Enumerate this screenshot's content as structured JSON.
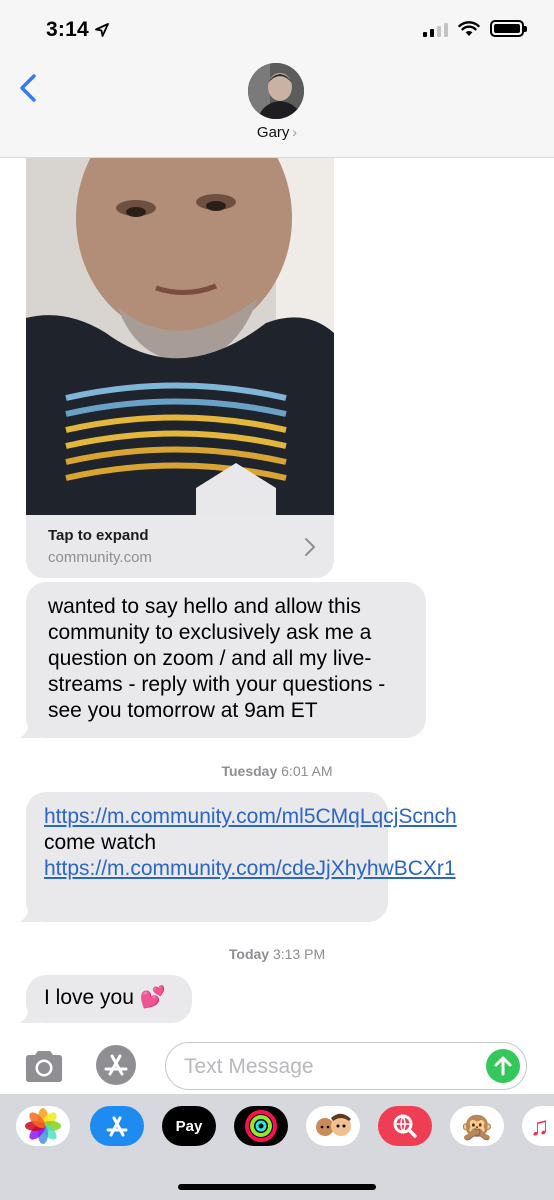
{
  "status_bar": {
    "time": "3:14",
    "icons": [
      "location-arrow-icon",
      "cellular-signal-icon",
      "wifi-icon",
      "battery-icon"
    ]
  },
  "header": {
    "back_icon": "chevron-left-icon",
    "contact_name": "Gary",
    "contact_chevron": "›"
  },
  "messages": {
    "media_card": {
      "title": "Tap to expand",
      "domain": "community.com",
      "icon": "chevron-right-icon"
    },
    "message_1": {
      "text": "wanted to say hello and allow this community to exclusively ask me a question on zoom / and all my live-streams - reply with your questions - see you tomorrow at 9am ET"
    },
    "timestamp_1": {
      "day": "Tuesday",
      "time": "6:01 AM"
    },
    "message_2": {
      "link_1": "https://m.community.com/ml5CMqLqcjScnch",
      "middle_text": " come watch ",
      "link_2": "https://m.community.com/cdeJjXhyhwBCXr1"
    },
    "timestamp_2": {
      "day": "Today",
      "time": "3:13 PM"
    },
    "message_3": {
      "text": "I love you",
      "emoji": "💕"
    }
  },
  "composer": {
    "camera_icon": "camera-icon",
    "apps_icon": "app-store-icon",
    "placeholder": "Text Message",
    "send_icon": "arrow-up-icon",
    "send_color": "#34c759"
  },
  "app_drawer": {
    "apps": [
      {
        "name": "photos-icon"
      },
      {
        "name": "app-store-icon"
      },
      {
        "name": "apple-pay-icon",
        "label": "Pay"
      },
      {
        "name": "activity-icon"
      },
      {
        "name": "memoji-icon"
      },
      {
        "name": "search-images-icon"
      },
      {
        "name": "animoji-monkey-icon",
        "emoji": "🙊"
      },
      {
        "name": "music-icon",
        "emoji": "♫"
      }
    ]
  },
  "colors": {
    "bubble": "#e9e9eb",
    "link": "#2b66c4",
    "accent_blue": "#3478f6"
  }
}
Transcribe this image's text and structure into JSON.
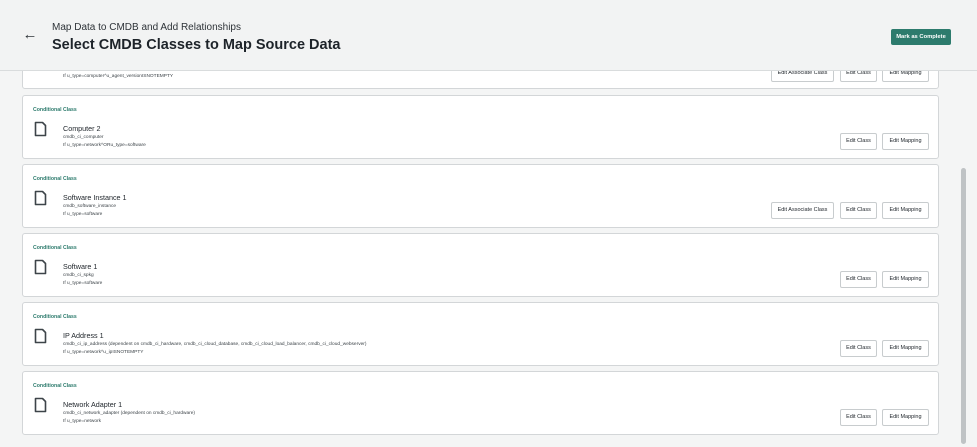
{
  "header": {
    "subtitle": "Map Data to CMDB and Add Relationships",
    "title": "Select CMDB Classes to Map Source Data",
    "complete_label": "Mark as Complete"
  },
  "partial_card": {
    "condition": "If u_type=computer^u_agent_versionISNOTEMPTY",
    "buttons": {
      "associate": "Edit Associate Class",
      "class": "Edit Class",
      "mapping": "Edit Mapping"
    }
  },
  "cards": [
    {
      "label": "Conditional Class",
      "name": "Computer 2",
      "table": "cmdb_ci_computer",
      "condition": "If u_type=network^ORu_type=software",
      "buttons": {
        "class": "Edit Class",
        "mapping": "Edit Mapping"
      }
    },
    {
      "label": "Conditional Class",
      "name": "Software Instance 1",
      "table": "cmdb_software_instance",
      "condition": "If u_type=software",
      "buttons": {
        "associate": "Edit Associate Class",
        "class": "Edit Class",
        "mapping": "Edit Mapping"
      }
    },
    {
      "label": "Conditional Class",
      "name": "Software 1",
      "table": "cmdb_ci_spkg",
      "condition": "If u_type=software",
      "buttons": {
        "class": "Edit Class",
        "mapping": "Edit Mapping"
      }
    },
    {
      "label": "Conditional Class",
      "name": "IP Address 1",
      "table": "cmdb_ci_ip_address (dependent on cmdb_ci_hardware, cmdb_ci_cloud_database, cmdb_ci_cloud_load_balancer, cmdb_ci_cloud_webserver)",
      "condition": "If u_type=network^u_ipISNOTEMPTY",
      "buttons": {
        "class": "Edit Class",
        "mapping": "Edit Mapping"
      }
    },
    {
      "label": "Conditional Class",
      "name": "Network Adapter 1",
      "table": "cmdb_ci_network_adapter (dependent on cmdb_ci_hardware)",
      "condition": "If u_type=network",
      "buttons": {
        "class": "Edit Class",
        "mapping": "Edit Mapping"
      }
    }
  ],
  "icons": {
    "back": "arrow-left-icon",
    "class": "document-icon"
  },
  "colors": {
    "accent": "#2d7b6d",
    "header_bg": "#f2f3f3",
    "page_bg": "#f4f5f5"
  }
}
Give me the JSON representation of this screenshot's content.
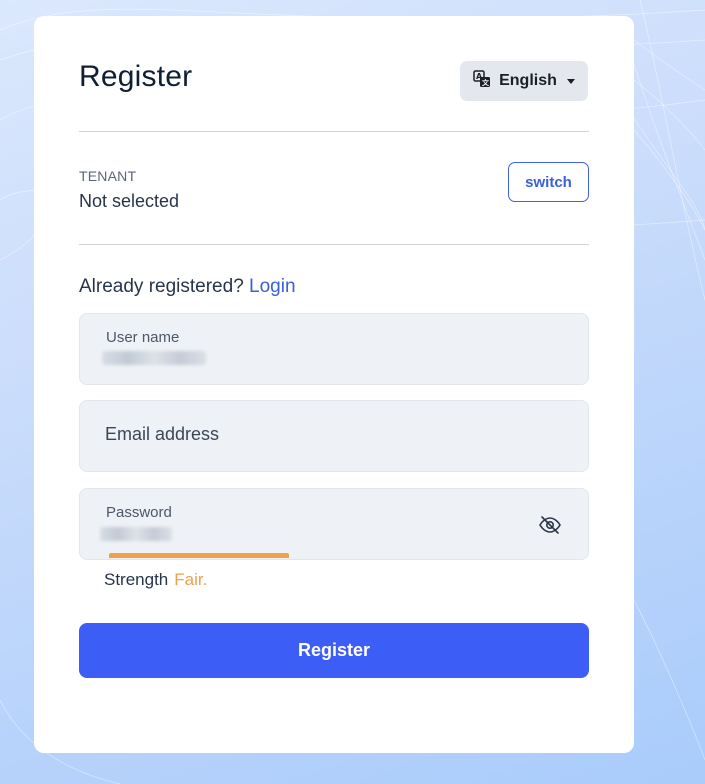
{
  "header": {
    "title": "Register",
    "language_label": "English",
    "language_icon": "translate-icon"
  },
  "tenant": {
    "label": "TENANT",
    "value": "Not selected",
    "switch_label": "switch"
  },
  "login_prompt": {
    "text": "Already registered?",
    "link_label": "Login"
  },
  "form": {
    "username": {
      "label": "User name",
      "value_state": "blurred"
    },
    "email": {
      "placeholder": "Email address"
    },
    "password": {
      "label": "Password",
      "value_state": "blurred",
      "visibility_icon": "eye-off-icon"
    },
    "strength": {
      "label": "Strength",
      "value": "Fair.",
      "level_fraction": 0.35
    },
    "submit_label": "Register"
  },
  "colors": {
    "accent": "#3d5df7",
    "link": "#3a5fdc",
    "strength_fair": "#f0a04b",
    "field_bg": "#eef2f6",
    "lang_button_bg": "#e4e8ee"
  }
}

◆ ◆ ◆ ◆ ◆ ◆ ◆

» **YOUR TASK**
Omit the pictures. Transcribe every record exactly.

» **THE SOLUTION**
Enumerate this screenshot's content as structured JSON.
{
  "status_bar": {
    "time": "3:14",
    "icons": [
      "location-arrow-icon",
      "cellular-signal-icon",
      "wifi-icon",
      "battery-icon"
    ]
  },
  "header": {
    "back_icon": "chevron-left-icon",
    "contact_name": "Gary",
    "contact_chevron": "›"
  },
  "messages": {
    "media_card": {
      "title": "Tap to expand",
      "domain": "community.com",
      "icon": "chevron-right-icon"
    },
    "message_1": {
      "text": "wanted to say hello and allow this community to exclusively ask me a question on zoom / and all my live-streams - reply with your questions - see you tomorrow at 9am ET"
    },
    "timestamp_1": {
      "day": "Tuesday",
      "time": "6:01 AM"
    },
    "message_2": {
      "link_1": "https://m.community.com/ml5CMqLqcjScnch",
      "middle_text": " come watch ",
      "link_2": "https://m.community.com/cdeJjXhyhwBCXr1"
    },
    "timestamp_2": {
      "day": "Today",
      "time": "3:13 PM"
    },
    "message_3": {
      "text": "I love you",
      "emoji": "💕"
    }
  },
  "composer": {
    "camera_icon": "camera-icon",
    "apps_icon": "app-store-icon",
    "placeholder": "Text Message",
    "send_icon": "arrow-up-icon",
    "send_color": "#34c759"
  },
  "app_drawer": {
    "apps": [
      {
        "name": "photos-icon"
      },
      {
        "name": "app-store-icon"
      },
      {
        "name": "apple-pay-icon",
        "label": "Pay"
      },
      {
        "name": "activity-icon"
      },
      {
        "name": "memoji-icon"
      },
      {
        "name": "search-images-icon"
      },
      {
        "name": "animoji-monkey-icon",
        "emoji": "🙊"
      },
      {
        "name": "music-icon",
        "emoji": "♫"
      }
    ]
  },
  "colors": {
    "bubble": "#e9e9eb",
    "link": "#2b66c4",
    "accent_blue": "#3478f6"
  }
}
Transcribe this image's text and structure into JSON.
{
  "header": {
    "subtitle": "Map Data to CMDB and Add Relationships",
    "title": "Select CMDB Classes to Map Source Data",
    "complete_label": "Mark as Complete"
  },
  "partial_card": {
    "condition": "If u_type=computer^u_agent_versionISNOTEMPTY",
    "buttons": {
      "associate": "Edit Associate Class",
      "class": "Edit Class",
      "mapping": "Edit Mapping"
    }
  },
  "cards": [
    {
      "label": "Conditional Class",
      "name": "Computer 2",
      "table": "cmdb_ci_computer",
      "condition": "If u_type=network^ORu_type=software",
      "buttons": {
        "class": "Edit Class",
        "mapping": "Edit Mapping"
      }
    },
    {
      "label": "Conditional Class",
      "name": "Software Instance 1",
      "table": "cmdb_software_instance",
      "condition": "If u_type=software",
      "buttons": {
        "associate": "Edit Associate Class",
        "class": "Edit Class",
        "mapping": "Edit Mapping"
      }
    },
    {
      "label": "Conditional Class",
      "name": "Software 1",
      "table": "cmdb_ci_spkg",
      "condition": "If u_type=software",
      "buttons": {
        "class": "Edit Class",
        "mapping": "Edit Mapping"
      }
    },
    {
      "label": "Conditional Class",
      "name": "IP Address 1",
      "table": "cmdb_ci_ip_address (dependent on cmdb_ci_hardware, cmdb_ci_cloud_database, cmdb_ci_cloud_load_balancer, cmdb_ci_cloud_webserver)",
      "condition": "If u_type=network^u_ipISNOTEMPTY",
      "buttons": {
        "class": "Edit Class",
        "mapping": "Edit Mapping"
      }
    },
    {
      "label": "Conditional Class",
      "name": "Network Adapter 1",
      "table": "cmdb_ci_network_adapter (dependent on cmdb_ci_hardware)",
      "condition": "If u_type=network",
      "buttons": {
        "class": "Edit Class",
        "mapping": "Edit Mapping"
      }
    }
  ],
  "icons": {
    "back": "arrow-left-icon",
    "class": "document-icon"
  },
  "colors": {
    "accent": "#2d7b6d",
    "header_bg": "#f2f3f3",
    "page_bg": "#f4f5f5"
  }
}
Give me the JSON representation of this screenshot's content.
{
  "header": {
    "title": "Register",
    "language_label": "English",
    "language_icon": "translate-icon"
  },
  "tenant": {
    "label": "TENANT",
    "value": "Not selected",
    "switch_label": "switch"
  },
  "login_prompt": {
    "text": "Already registered?",
    "link_label": "Login"
  },
  "form": {
    "username": {
      "label": "User name",
      "value_state": "blurred"
    },
    "email": {
      "placeholder": "Email address"
    },
    "password": {
      "label": "Password",
      "value_state": "blurred",
      "visibility_icon": "eye-off-icon"
    },
    "strength": {
      "label": "Strength",
      "value": "Fair.",
      "level_fraction": 0.35
    },
    "submit_label": "Register"
  },
  "colors": {
    "accent": "#3d5df7",
    "link": "#3a5fdc",
    "strength_fair": "#f0a04b",
    "field_bg": "#eef2f6",
    "lang_button_bg": "#e4e8ee"
  }
}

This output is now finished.